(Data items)
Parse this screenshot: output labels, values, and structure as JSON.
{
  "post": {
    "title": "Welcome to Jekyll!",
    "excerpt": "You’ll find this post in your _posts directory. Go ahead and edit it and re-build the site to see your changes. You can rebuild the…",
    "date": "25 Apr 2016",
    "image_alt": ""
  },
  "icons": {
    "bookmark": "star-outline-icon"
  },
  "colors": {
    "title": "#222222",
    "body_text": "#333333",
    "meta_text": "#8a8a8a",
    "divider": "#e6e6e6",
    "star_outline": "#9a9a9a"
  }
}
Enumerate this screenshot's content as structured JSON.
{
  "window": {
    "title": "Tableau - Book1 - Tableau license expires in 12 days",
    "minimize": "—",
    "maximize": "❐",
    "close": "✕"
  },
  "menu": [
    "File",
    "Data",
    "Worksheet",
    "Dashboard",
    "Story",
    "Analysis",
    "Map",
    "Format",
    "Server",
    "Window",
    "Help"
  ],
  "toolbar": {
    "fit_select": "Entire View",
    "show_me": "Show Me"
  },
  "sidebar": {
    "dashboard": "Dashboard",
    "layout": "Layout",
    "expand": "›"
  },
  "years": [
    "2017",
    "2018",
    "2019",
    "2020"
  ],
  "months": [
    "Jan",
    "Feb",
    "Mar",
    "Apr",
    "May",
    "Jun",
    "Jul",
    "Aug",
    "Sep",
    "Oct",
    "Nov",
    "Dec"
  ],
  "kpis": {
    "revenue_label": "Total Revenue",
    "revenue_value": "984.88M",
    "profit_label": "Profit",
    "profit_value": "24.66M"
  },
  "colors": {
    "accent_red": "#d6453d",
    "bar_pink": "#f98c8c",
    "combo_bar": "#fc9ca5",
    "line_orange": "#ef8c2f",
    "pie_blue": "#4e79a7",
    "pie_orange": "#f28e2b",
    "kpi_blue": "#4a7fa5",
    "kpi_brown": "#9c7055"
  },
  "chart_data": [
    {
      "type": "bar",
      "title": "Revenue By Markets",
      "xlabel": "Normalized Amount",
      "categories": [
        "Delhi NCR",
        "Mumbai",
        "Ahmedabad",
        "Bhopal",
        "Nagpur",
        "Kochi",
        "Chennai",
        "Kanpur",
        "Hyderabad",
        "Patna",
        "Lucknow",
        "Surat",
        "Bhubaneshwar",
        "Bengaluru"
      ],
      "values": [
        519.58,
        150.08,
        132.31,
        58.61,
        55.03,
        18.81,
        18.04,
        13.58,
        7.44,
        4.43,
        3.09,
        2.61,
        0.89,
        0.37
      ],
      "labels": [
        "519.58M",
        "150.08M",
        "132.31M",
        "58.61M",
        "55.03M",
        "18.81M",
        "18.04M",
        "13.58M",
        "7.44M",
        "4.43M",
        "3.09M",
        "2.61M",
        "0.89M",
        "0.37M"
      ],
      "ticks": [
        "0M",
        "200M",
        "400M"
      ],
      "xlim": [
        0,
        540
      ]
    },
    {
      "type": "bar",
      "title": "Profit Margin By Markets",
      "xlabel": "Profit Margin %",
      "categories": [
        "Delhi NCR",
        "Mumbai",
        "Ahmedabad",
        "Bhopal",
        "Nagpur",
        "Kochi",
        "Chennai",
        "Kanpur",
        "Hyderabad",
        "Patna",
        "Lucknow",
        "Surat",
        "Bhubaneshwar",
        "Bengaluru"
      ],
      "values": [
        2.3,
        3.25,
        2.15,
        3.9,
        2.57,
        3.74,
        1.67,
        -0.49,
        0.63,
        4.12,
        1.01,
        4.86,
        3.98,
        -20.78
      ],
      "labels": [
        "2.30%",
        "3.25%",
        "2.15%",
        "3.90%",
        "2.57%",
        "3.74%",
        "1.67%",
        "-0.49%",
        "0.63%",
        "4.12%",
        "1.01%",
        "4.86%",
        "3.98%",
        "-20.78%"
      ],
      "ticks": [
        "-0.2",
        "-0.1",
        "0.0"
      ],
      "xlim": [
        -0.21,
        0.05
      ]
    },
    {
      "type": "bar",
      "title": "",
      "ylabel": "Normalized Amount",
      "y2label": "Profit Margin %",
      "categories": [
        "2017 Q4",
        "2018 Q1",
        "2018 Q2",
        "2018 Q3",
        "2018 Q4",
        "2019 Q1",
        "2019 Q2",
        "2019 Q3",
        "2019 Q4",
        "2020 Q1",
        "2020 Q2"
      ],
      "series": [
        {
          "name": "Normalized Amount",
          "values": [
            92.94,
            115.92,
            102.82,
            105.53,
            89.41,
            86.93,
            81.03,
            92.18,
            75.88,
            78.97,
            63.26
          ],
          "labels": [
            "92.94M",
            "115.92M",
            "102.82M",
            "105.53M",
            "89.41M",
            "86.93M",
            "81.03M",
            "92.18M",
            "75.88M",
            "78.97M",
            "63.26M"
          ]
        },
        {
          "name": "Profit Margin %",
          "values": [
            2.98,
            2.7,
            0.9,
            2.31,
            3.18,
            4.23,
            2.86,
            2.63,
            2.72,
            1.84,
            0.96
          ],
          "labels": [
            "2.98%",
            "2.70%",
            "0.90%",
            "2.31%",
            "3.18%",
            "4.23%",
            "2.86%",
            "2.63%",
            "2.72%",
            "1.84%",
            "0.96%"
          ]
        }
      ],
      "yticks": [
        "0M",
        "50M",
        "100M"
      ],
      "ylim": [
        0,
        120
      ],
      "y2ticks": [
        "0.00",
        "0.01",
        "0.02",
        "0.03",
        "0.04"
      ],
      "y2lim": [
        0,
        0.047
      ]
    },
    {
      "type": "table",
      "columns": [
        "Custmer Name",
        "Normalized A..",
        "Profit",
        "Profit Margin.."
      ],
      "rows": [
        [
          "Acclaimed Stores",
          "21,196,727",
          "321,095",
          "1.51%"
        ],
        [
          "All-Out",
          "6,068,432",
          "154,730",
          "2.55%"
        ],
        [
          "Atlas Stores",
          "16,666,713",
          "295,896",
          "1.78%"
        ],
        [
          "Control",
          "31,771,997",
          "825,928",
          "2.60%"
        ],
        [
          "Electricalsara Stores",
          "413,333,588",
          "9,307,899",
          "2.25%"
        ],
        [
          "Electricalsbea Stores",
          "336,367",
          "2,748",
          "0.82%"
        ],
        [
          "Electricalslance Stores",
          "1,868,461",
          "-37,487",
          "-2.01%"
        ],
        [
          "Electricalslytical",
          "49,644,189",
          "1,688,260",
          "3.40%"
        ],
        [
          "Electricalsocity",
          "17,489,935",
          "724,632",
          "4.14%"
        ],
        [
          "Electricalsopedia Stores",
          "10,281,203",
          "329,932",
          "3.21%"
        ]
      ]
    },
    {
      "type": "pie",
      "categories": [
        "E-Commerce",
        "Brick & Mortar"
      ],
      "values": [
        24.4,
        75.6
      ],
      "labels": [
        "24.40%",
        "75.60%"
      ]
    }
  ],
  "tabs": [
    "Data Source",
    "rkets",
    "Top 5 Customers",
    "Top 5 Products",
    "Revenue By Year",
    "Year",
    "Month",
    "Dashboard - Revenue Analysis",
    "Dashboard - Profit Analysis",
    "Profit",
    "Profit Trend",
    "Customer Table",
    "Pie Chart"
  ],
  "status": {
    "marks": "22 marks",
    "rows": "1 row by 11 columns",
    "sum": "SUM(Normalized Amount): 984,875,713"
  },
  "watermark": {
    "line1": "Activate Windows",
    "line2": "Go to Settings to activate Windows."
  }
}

---

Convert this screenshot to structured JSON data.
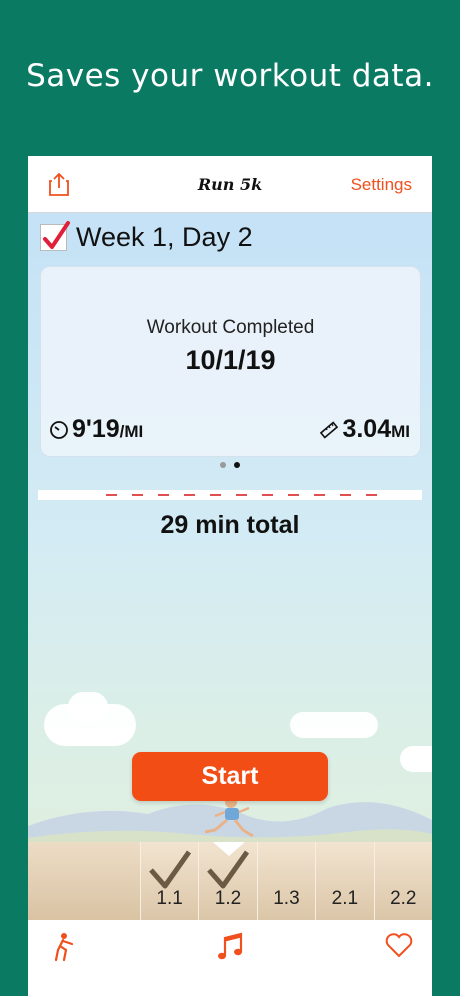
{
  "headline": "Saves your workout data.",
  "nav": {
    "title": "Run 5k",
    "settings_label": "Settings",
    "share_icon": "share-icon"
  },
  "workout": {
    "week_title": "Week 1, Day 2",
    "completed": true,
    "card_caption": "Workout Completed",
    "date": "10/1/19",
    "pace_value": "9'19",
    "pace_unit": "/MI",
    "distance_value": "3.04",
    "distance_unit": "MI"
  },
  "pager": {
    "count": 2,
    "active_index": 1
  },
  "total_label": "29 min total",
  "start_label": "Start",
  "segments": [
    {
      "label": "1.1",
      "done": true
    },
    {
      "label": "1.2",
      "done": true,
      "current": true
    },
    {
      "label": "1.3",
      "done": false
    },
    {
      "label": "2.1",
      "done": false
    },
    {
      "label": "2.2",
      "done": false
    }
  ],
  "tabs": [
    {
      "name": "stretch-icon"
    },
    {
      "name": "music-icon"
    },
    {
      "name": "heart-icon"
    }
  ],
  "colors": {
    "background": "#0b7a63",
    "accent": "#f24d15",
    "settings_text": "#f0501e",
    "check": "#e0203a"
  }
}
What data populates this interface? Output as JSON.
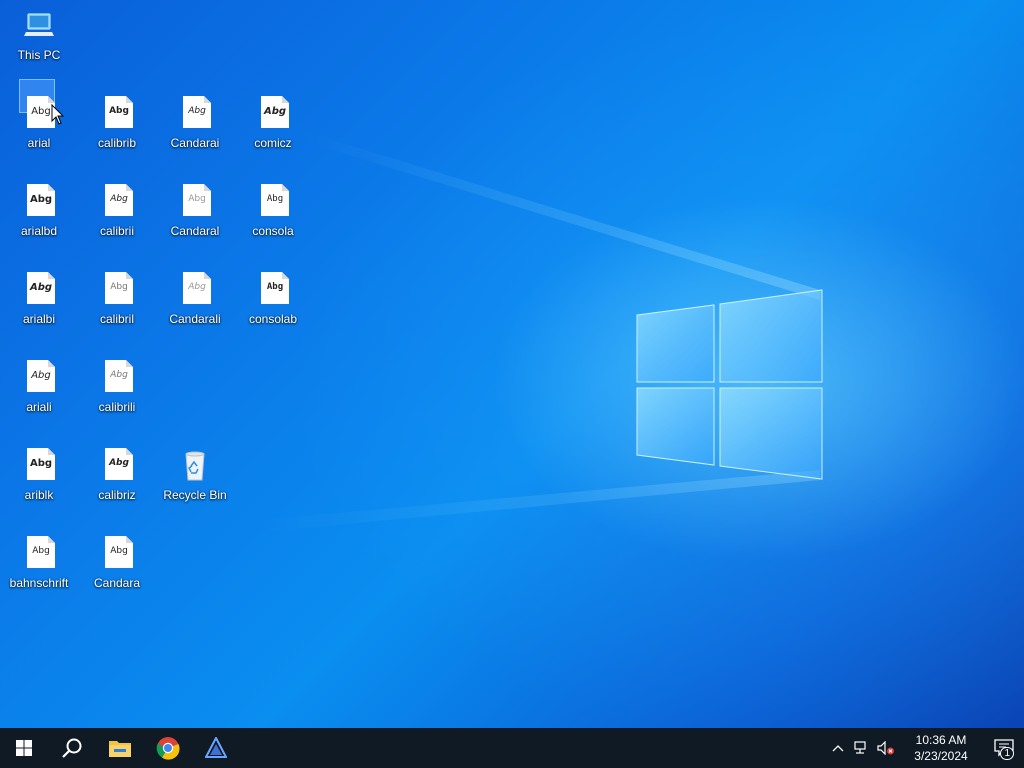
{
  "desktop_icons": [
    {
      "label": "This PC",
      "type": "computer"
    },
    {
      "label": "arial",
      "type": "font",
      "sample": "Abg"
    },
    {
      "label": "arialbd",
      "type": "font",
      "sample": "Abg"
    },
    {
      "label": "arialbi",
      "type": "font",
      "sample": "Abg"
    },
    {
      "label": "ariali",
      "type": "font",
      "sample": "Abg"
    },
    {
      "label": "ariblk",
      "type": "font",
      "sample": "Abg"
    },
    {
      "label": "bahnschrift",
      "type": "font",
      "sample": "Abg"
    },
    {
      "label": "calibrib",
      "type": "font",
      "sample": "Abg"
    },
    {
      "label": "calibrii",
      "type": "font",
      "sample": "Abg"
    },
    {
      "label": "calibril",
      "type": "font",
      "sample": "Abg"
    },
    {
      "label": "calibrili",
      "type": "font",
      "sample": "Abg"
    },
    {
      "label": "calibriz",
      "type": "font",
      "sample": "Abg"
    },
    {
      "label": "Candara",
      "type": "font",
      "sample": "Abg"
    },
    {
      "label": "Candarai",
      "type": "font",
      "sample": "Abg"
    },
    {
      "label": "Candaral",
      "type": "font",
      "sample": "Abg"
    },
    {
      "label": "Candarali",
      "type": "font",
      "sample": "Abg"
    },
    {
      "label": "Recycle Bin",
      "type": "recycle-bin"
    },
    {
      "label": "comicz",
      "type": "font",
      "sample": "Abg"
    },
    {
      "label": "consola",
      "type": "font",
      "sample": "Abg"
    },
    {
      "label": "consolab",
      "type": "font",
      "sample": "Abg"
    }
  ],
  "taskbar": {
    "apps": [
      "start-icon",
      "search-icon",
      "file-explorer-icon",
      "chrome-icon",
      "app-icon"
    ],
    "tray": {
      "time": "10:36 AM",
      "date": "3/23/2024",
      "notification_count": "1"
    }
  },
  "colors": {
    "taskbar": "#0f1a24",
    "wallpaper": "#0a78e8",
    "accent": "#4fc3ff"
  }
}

WHAT YOU WILL DO: How many lines in the records above contain the word "screenshot"? Give only the number.

EXERCISE OUTPUT: 3